(Dataset records)
════════════════
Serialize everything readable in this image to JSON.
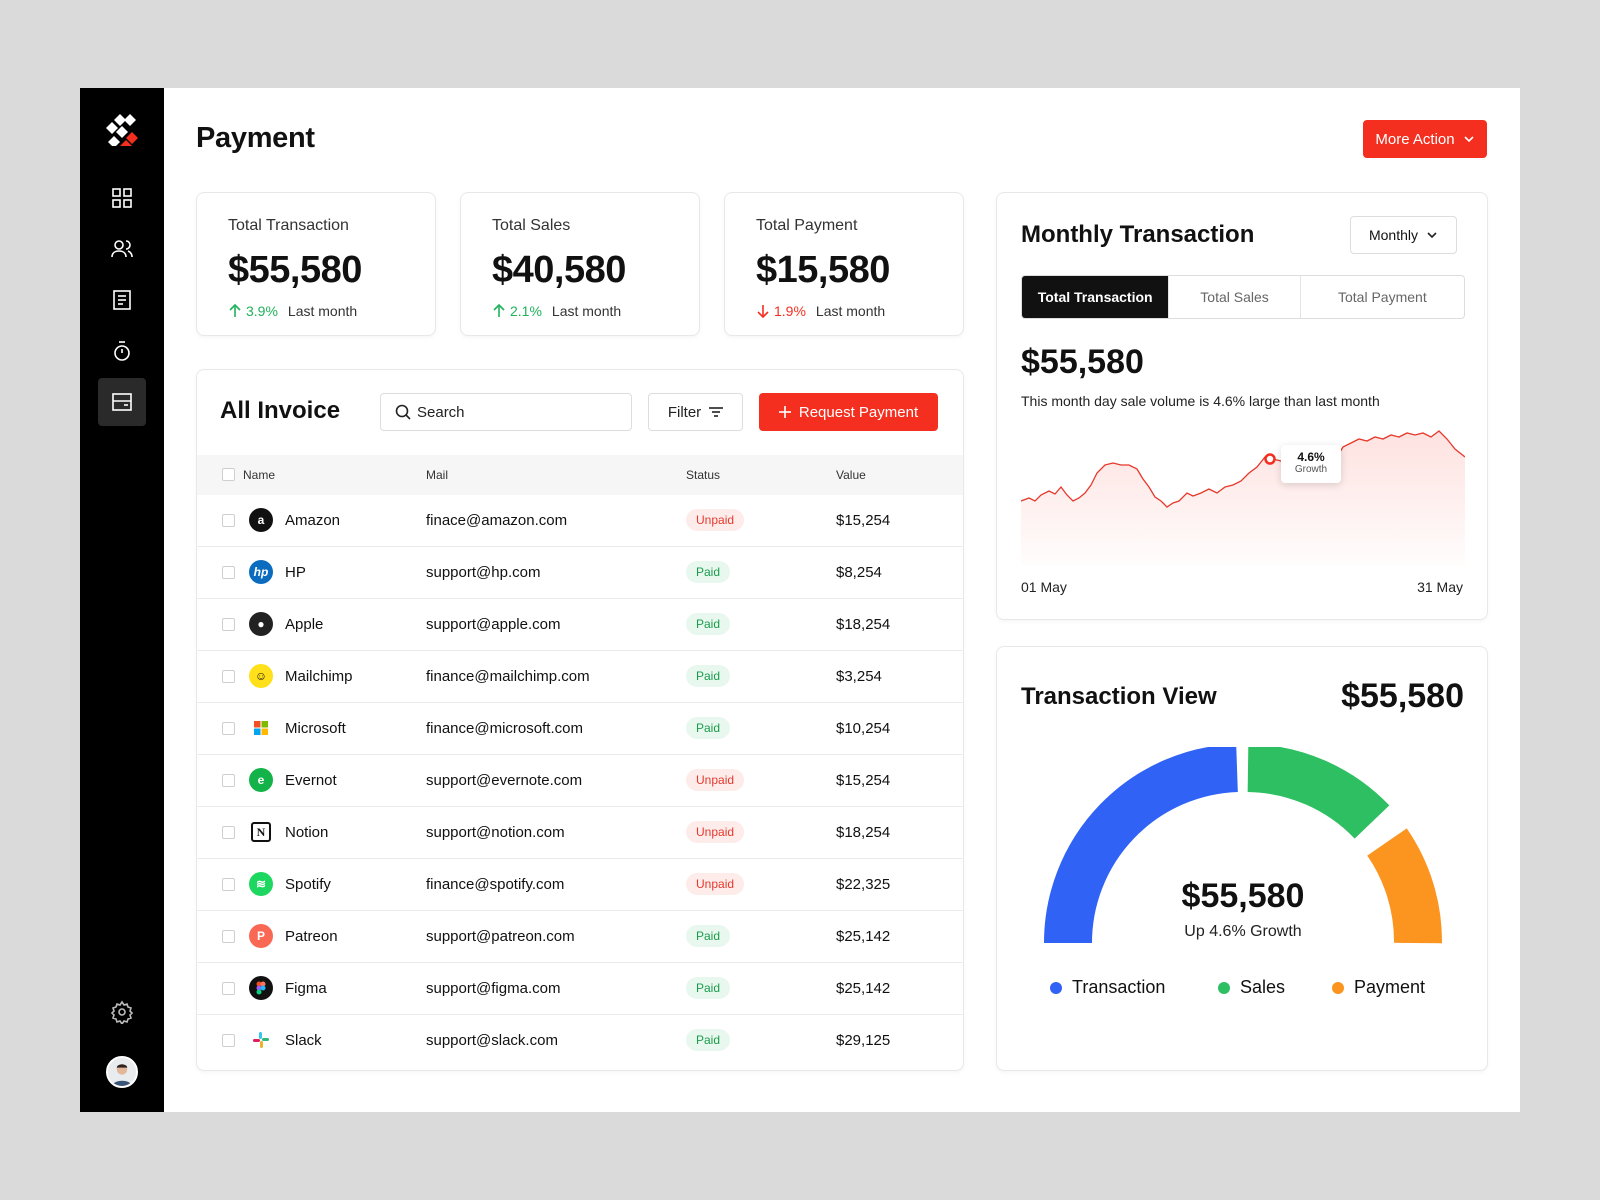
{
  "page": {
    "title": "Payment",
    "more_action": "More Action"
  },
  "stats": [
    {
      "label": "Total Transaction",
      "value": "$55,580",
      "pct": "3.9%",
      "direction": "up",
      "note": "Last month"
    },
    {
      "label": "Total Sales",
      "value": "$40,580",
      "pct": "2.1%",
      "direction": "up",
      "note": "Last month"
    },
    {
      "label": "Total Payment",
      "value": "$15,580",
      "pct": "1.9%",
      "direction": "down",
      "note": "Last month"
    }
  ],
  "invoice": {
    "title": "All Invoice",
    "search_placeholder": "Search",
    "filter_label": "Filter",
    "request_label": "Request Payment",
    "columns": {
      "name": "Name",
      "mail": "Mail",
      "status": "Status",
      "value": "Value"
    },
    "rows": [
      {
        "name": "Amazon",
        "mail": "finace@amazon.com",
        "status": "Unpaid",
        "value": "$15,254"
      },
      {
        "name": "HP",
        "mail": "support@hp.com",
        "status": "Paid",
        "value": "$8,254"
      },
      {
        "name": "Apple",
        "mail": "support@apple.com",
        "status": "Paid",
        "value": "$18,254"
      },
      {
        "name": "Mailchimp",
        "mail": "finance@mailchimp.com",
        "status": "Paid",
        "value": "$3,254"
      },
      {
        "name": "Microsoft",
        "mail": "finance@microsoft.com",
        "status": "Paid",
        "value": "$10,254"
      },
      {
        "name": "Evernot",
        "mail": "support@evernote.com",
        "status": "Unpaid",
        "value": "$15,254"
      },
      {
        "name": "Notion",
        "mail": "support@notion.com",
        "status": "Unpaid",
        "value": "$18,254"
      },
      {
        "name": "Spotify",
        "mail": "finance@spotify.com",
        "status": "Unpaid",
        "value": "$22,325"
      },
      {
        "name": "Patreon",
        "mail": "support@patreon.com",
        "status": "Paid",
        "value": "$25,142"
      },
      {
        "name": "Figma",
        "mail": "support@figma.com",
        "status": "Paid",
        "value": "$25,142"
      },
      {
        "name": "Slack",
        "mail": "support@slack.com",
        "status": "Paid",
        "value": "$29,125"
      }
    ]
  },
  "monthly": {
    "title": "Monthly Transaction",
    "period": "Monthly",
    "tabs": [
      "Total Transaction",
      "Total Sales",
      "Total Payment"
    ],
    "active_tab": 0,
    "value": "$55,580",
    "description": "This month day sale volume is 4.6% large than last month",
    "tooltip_pct": "4.6%",
    "tooltip_label": "Growth",
    "x_start": "01 May",
    "x_end": "31 May"
  },
  "transaction_view": {
    "title": "Transaction View",
    "total": "$55,580",
    "center_value": "$55,580",
    "center_sub": "Up 4.6% Growth",
    "legend": [
      {
        "name": "Transaction",
        "color": "#2f62f5"
      },
      {
        "name": "Sales",
        "color": "#2ebf62"
      },
      {
        "name": "Payment",
        "color": "#fb9520"
      }
    ]
  },
  "colors": {
    "accent": "#f42f1f",
    "up": "#1fb35a",
    "down": "#f42f1f"
  }
}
════════════════
What to work on:
Retype the whole listing, keeping every line identical and omitting all pictures.

Final answer:
Serialize everything readable in this image to JSON.
{
  "page": {
    "title": "Payment",
    "more_action": "More Action"
  },
  "stats": [
    {
      "label": "Total Transaction",
      "value": "$55,580",
      "pct": "3.9%",
      "direction": "up",
      "note": "Last month"
    },
    {
      "label": "Total Sales",
      "value": "$40,580",
      "pct": "2.1%",
      "direction": "up",
      "note": "Last month"
    },
    {
      "label": "Total Payment",
      "value": "$15,580",
      "pct": "1.9%",
      "direction": "down",
      "note": "Last month"
    }
  ],
  "invoice": {
    "title": "All Invoice",
    "search_placeholder": "Search",
    "filter_label": "Filter",
    "request_label": "Request Payment",
    "columns": {
      "name": "Name",
      "mail": "Mail",
      "status": "Status",
      "value": "Value"
    },
    "rows": [
      {
        "name": "Amazon",
        "mail": "finace@amazon.com",
        "status": "Unpaid",
        "value": "$15,254"
      },
      {
        "name": "HP",
        "mail": "support@hp.com",
        "status": "Paid",
        "value": "$8,254"
      },
      {
        "name": "Apple",
        "mail": "support@apple.com",
        "status": "Paid",
        "value": "$18,254"
      },
      {
        "name": "Mailchimp",
        "mail": "finance@mailchimp.com",
        "status": "Paid",
        "value": "$3,254"
      },
      {
        "name": "Microsoft",
        "mail": "finance@microsoft.com",
        "status": "Paid",
        "value": "$10,254"
      },
      {
        "name": "Evernot",
        "mail": "support@evernote.com",
        "status": "Unpaid",
        "value": "$15,254"
      },
      {
        "name": "Notion",
        "mail": "support@notion.com",
        "status": "Unpaid",
        "value": "$18,254"
      },
      {
        "name": "Spotify",
        "mail": "finance@spotify.com",
        "status": "Unpaid",
        "value": "$22,325"
      },
      {
        "name": "Patreon",
        "mail": "support@patreon.com",
        "status": "Paid",
        "value": "$25,142"
      },
      {
        "name": "Figma",
        "mail": "support@figma.com",
        "status": "Paid",
        "value": "$25,142"
      },
      {
        "name": "Slack",
        "mail": "support@slack.com",
        "status": "Paid",
        "value": "$29,125"
      }
    ]
  },
  "monthly": {
    "title": "Monthly Transaction",
    "period": "Monthly",
    "tabs": [
      "Total Transaction",
      "Total Sales",
      "Total Payment"
    ],
    "active_tab": 0,
    "value": "$55,580",
    "description": "This month day sale volume is 4.6% large than last month",
    "tooltip_pct": "4.6%",
    "tooltip_label": "Growth",
    "x_start": "01 May",
    "x_end": "31 May"
  },
  "transaction_view": {
    "title": "Transaction View",
    "total": "$55,580",
    "center_value": "$55,580",
    "center_sub": "Up 4.6% Growth",
    "legend": [
      {
        "name": "Transaction",
        "color": "#2f62f5"
      },
      {
        "name": "Sales",
        "color": "#2ebf62"
      },
      {
        "name": "Payment",
        "color": "#fb9520"
      }
    ]
  },
  "colors": {
    "accent": "#f42f1f",
    "up": "#1fb35a",
    "down": "#f42f1f"
  }
}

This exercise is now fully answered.